Lines containing "Slobodna" are to be counted. Give the number and nothing more.

○ ○ ○

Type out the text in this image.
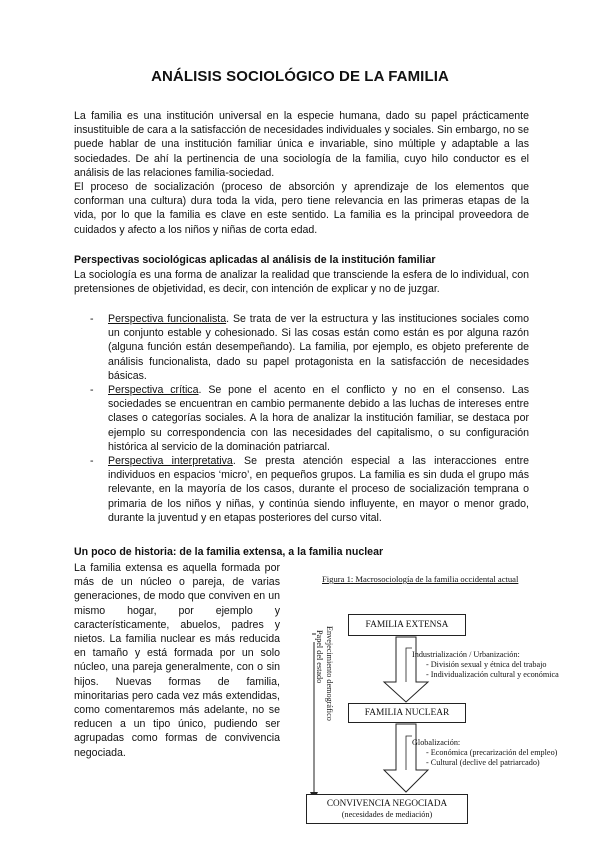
ANÁLISIS SOCIOLÓGICO DE LA FAMILIA

La familia es una institución universal en la especie humana, dado su papel prácticamente insustituible de cara a la satisfacción de necesidades individuales y sociales. Sin embargo, no se puede hablar de una institución familiar única e invariable, sino múltiple y adaptable a las sociedades. De ahí la pertinencia de una sociología de la familia, cuyo hilo conductor es el análisis de las relaciones familia-sociedad.

El proceso de socialización (proceso de absorción y aprendizaje de los elementos que conforman una cultura) dura toda la vida, pero tiene relevancia en las primeras etapas de la vida, por lo que la familia es clave en este sentido. La familia es la principal proveedora de cuidados y afecto a los niños y niñas de corta edad.

Perspectivas sociológicas aplicadas al análisis de la institución familiar

La sociología es una forma de analizar la realidad que transciende la esfera de lo individual, con pretensiones de objetividad, es decir, con intención de explicar y no de juzgar.

- Perspectiva funcionalista. Se trata de ver la estructura y las instituciones sociales como un conjunto estable y cohesionado. Si las cosas están como están es por alguna razón (alguna función están desempeñando). La familia, por ejemplo, es objeto preferente de análisis funcionalista, dado su papel protagonista en la satisfacción de necesidades básicas.
- Perspectiva crítica. Se pone el acento en el conflicto y no en el consenso. Las sociedades se encuentran en cambio permanente debido a las luchas de intereses entre clases o categorías sociales. A la hora de analizar la institución familiar, se destaca por ejemplo su correspondencia con las necesidades del capitalismo, o su configuración histórica al servicio de la dominación patriarcal.
- Perspectiva interpretativa. Se presta atención especial a las interacciones entre individuos en espacios ‘micro’, en pequeños grupos. La familia es sin duda el grupo más relevante, en la mayoría de los casos, durante el proceso de socialización temprana o primaria de los niños y niñas, y continúa siendo influyente, en mayor o menor grado, durante la juventud y en etapas posteriores del curso vital.

Un poco de historia: de la familia extensa, a la familia nuclear

La familia extensa es aquella formada por más de un núcleo o pareja, de varias generaciones, de modo que conviven en un mismo hogar, por ejemplo y característicamente, abuelos, padres y nietos. La familia nuclear es más reducida en tamaño y está formada por un solo núcleo, una pareja generalmente, con o sin hijos. Nuevas formas de familia, minoritarias pero cada vez más extendidas, como comentaremos más adelante, no se reducen a un tipo único, pudiendo ser agrupadas como formas de convivencia negociada.

Figura 1: Macrosociología de la familia occidental actual

FAMILIA EXTENSA
FAMILIA NUCLEAR
CONVIVENCIA NEGOCIADA
(necesidades de mediación)

Industrialización / Urbanización:

- División sexual y étnica del trabajo
- Individualización cultural y económica

Globalización:

- Económica (precarización del empleo)
- Cultural (declive del patriarcado)
Envejecimiento demográfico
Papel del estado
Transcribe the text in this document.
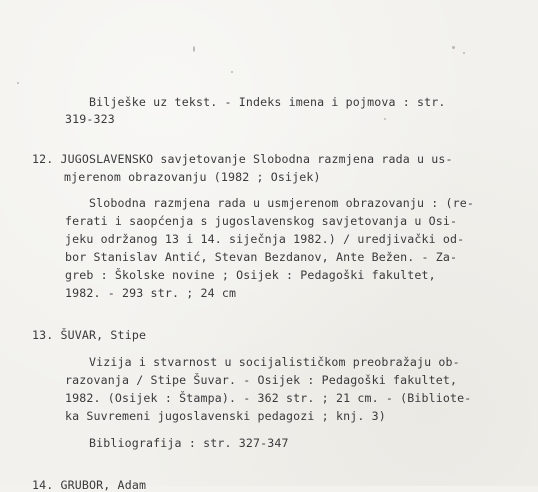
Bilješke uz tekst. - Indeks imena i pojmova : str.
319-323
12. JUGOSLAVENSKO savjetovanje Slobodna razmjena rada u us-
mjerenom obrazovanju (1982 ; Osijek)
Slobodna razmjena rada u usmjerenom obrazovanju : (re-
ferati i saopćenja s jugoslavenskog savjetovanja u Osi-
jeku održanog 13 i 14. siječnja 1982.) / uredjivački od-
bor Stanislav Antić, Stevan Bezdanov, Ante Bežen. - Za-
greb : Školske novine ; Osijek : Pedagoški fakultet,
1982. - 293 str. ; 24 cm
13. ŠUVAR, Stipe
Vizija i stvarnost u socijalističkom preobražaju ob-
razovanja / Stipe Šuvar. - Osijek : Pedagoški fakultet,
1982. (Osijek : Štampa). - 362 str. ; 21 cm. - (Bibliote-
ka Suvremeni jugoslavenski pedagozi ; knj. 3)
Bibliografija : str. 327-347
14. GRUBOR, Adam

○ ○ ○

● **Solution**: 2